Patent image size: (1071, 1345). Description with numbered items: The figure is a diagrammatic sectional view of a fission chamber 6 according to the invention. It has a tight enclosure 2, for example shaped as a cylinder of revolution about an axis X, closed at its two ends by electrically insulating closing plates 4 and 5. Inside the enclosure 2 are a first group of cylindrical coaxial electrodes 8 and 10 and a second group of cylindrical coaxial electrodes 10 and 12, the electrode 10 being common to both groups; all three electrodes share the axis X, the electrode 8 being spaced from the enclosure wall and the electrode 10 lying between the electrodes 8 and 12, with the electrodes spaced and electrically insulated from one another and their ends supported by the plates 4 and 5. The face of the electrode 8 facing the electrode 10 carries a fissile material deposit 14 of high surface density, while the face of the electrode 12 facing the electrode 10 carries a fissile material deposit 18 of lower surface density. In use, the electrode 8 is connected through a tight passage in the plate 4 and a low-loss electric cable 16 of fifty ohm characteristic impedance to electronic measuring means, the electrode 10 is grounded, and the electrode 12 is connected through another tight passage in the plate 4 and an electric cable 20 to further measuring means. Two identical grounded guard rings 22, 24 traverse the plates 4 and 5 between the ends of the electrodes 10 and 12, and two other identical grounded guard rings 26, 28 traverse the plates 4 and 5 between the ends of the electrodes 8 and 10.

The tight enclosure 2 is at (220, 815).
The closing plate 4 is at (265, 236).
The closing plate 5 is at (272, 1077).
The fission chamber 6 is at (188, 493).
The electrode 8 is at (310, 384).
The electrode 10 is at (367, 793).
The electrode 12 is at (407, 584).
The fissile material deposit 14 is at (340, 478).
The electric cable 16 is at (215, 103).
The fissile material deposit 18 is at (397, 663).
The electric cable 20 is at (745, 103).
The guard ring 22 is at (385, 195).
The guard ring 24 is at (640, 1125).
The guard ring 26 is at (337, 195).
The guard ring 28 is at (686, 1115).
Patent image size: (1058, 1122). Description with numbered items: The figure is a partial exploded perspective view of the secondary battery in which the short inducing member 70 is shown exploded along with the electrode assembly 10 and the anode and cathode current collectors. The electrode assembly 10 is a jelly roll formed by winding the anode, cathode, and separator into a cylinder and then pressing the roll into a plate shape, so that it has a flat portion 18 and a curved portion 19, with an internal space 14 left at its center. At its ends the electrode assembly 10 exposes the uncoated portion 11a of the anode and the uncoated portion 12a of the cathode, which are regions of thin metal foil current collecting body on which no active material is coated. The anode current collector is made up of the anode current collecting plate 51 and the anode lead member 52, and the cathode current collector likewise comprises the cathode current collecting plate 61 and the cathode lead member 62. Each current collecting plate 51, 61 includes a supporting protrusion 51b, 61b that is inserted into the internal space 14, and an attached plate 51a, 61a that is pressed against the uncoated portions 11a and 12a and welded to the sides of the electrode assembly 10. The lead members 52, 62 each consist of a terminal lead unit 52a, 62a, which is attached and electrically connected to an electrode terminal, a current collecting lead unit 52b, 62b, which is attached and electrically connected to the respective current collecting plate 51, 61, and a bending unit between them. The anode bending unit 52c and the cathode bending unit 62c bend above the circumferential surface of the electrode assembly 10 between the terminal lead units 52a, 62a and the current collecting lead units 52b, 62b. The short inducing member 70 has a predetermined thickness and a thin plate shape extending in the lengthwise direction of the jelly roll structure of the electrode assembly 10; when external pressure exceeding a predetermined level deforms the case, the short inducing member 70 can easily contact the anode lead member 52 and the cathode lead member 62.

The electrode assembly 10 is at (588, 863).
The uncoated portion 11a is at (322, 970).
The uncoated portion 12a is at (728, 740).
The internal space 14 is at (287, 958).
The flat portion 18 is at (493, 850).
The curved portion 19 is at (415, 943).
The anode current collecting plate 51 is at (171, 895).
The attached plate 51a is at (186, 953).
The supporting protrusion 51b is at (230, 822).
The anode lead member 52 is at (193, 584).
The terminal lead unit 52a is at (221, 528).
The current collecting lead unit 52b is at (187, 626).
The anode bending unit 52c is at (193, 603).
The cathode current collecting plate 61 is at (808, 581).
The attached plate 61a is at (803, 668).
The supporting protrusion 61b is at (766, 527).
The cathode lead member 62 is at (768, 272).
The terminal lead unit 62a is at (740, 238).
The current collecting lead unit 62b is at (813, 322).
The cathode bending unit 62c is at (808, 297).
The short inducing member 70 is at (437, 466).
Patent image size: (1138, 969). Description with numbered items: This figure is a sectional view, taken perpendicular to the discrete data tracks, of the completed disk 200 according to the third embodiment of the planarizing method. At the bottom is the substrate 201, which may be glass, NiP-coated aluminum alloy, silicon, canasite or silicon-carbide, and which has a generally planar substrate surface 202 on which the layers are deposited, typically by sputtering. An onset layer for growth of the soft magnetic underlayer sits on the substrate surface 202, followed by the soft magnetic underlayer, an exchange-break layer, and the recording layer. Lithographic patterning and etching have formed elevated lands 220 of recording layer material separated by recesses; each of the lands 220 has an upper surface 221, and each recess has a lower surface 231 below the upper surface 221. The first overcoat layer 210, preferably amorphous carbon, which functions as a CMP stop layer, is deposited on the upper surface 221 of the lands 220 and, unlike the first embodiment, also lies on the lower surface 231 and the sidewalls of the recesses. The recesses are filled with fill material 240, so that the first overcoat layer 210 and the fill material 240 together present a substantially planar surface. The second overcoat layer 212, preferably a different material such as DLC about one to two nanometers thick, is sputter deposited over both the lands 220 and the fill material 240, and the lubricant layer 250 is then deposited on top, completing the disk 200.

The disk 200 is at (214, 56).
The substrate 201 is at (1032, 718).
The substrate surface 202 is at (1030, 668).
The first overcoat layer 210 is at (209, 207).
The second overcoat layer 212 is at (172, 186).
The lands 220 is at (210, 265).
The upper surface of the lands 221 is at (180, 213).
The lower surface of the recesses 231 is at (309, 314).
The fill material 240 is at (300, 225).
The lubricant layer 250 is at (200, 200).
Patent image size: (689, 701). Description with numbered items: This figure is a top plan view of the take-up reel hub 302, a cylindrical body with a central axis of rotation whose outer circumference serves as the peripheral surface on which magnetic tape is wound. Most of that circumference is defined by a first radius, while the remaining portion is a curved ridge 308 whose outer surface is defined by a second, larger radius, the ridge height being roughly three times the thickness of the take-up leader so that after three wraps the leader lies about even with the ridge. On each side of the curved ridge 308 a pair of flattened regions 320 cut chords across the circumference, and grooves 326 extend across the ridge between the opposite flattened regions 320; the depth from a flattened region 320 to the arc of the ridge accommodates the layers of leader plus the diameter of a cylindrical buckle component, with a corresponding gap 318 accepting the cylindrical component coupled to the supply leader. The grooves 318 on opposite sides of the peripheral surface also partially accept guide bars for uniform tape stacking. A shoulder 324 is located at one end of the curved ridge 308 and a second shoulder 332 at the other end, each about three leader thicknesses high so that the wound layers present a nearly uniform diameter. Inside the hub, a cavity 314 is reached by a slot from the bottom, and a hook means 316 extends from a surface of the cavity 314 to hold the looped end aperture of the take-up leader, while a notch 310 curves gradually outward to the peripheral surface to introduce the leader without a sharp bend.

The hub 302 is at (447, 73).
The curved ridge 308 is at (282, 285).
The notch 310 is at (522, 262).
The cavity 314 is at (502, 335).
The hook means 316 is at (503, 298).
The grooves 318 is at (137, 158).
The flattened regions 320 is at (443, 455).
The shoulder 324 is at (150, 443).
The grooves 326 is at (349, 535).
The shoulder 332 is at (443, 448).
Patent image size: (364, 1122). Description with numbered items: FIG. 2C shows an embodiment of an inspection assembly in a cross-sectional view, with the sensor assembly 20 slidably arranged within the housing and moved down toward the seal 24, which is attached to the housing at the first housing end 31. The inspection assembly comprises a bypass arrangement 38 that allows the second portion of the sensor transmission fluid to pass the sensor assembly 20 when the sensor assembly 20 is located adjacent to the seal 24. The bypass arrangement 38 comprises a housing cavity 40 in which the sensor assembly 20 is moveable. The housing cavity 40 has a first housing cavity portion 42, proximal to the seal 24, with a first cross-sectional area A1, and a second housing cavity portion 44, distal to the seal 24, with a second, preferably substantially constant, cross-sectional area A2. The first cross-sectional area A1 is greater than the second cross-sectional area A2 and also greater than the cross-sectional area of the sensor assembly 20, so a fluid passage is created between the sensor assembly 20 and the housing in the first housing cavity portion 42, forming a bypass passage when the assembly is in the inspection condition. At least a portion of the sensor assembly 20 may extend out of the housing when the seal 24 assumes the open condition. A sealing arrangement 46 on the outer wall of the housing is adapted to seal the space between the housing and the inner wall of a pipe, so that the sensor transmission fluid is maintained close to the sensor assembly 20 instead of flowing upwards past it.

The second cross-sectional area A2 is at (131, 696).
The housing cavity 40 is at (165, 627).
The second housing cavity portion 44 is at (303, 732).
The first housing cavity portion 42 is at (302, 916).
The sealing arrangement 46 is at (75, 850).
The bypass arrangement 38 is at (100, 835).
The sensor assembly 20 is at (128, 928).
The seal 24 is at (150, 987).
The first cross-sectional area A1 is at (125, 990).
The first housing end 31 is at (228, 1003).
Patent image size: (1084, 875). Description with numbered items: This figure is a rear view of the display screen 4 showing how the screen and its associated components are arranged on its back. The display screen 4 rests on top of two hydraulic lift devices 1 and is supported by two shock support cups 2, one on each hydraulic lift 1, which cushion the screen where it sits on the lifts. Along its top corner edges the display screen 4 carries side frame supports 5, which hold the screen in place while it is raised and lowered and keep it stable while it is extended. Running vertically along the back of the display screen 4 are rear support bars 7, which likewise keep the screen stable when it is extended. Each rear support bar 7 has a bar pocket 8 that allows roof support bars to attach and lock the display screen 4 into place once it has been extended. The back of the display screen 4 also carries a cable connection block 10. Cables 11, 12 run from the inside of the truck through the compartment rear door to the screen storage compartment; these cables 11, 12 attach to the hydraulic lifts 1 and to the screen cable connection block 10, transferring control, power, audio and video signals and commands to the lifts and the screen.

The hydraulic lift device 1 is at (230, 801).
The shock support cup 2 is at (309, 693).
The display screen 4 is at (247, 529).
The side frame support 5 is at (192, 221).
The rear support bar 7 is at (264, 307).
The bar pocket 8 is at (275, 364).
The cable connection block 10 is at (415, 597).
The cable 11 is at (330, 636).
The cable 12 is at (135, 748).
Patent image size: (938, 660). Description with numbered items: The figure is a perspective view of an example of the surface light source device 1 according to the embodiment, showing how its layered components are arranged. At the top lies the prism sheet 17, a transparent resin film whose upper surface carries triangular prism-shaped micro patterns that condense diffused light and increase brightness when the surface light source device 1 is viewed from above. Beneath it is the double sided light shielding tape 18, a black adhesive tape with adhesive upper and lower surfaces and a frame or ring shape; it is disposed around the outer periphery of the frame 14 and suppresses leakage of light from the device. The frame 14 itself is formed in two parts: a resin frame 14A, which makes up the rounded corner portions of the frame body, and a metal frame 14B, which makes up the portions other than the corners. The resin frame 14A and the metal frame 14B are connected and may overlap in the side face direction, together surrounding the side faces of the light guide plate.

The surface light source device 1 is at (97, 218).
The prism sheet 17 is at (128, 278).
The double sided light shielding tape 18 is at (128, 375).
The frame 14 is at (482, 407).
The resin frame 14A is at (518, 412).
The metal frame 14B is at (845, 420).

*Request*: Rewrite the material as a numbered list. Start at the line that contains "Patent image size: (1084, 875).", end with the line that contains "The shock support cup 2 is at (309, 693).", and omit any blank lines.

*Answer to the problem*:
1. Patent image size: (1084, 875). Description with numbered items: This figure is a rear view of the display screen 4 showing how the screen and its associated components are arranged on its back. The display screen 4 rests on top of two hydraulic lift devices 1 and is supported by two shock support cups 2, one on each hydraulic lift 1, which cushion the screen where it sits on the lifts. Along its top corner edges the display screen 4 carries side frame supports 5, which hold the screen in place while it is raised and lowered and keep it stable while it is extended. Running vertically along the back of the display screen 4 are rear support bars 7, which likewise keep the screen stable when it is extended. Each rear support bar 7 has a bar pocket 8 that allows roof support bars to attach and lock the display screen 4 into place once it has been extended. The back of the display screen 4 also carries a cable connection block 10. Cables 11, 12 run from the inside of the truck through the compartment rear door to the screen storage compartment; these cables 11, 12 attach to the hydraulic lifts 1 and to the screen cable connection block 10, transferring control, power, audio and video signals and commands to the lifts and the screen.
2. The hydraulic lift device 1 is at (230, 801).
3. The shock support cup 2 is at (309, 693).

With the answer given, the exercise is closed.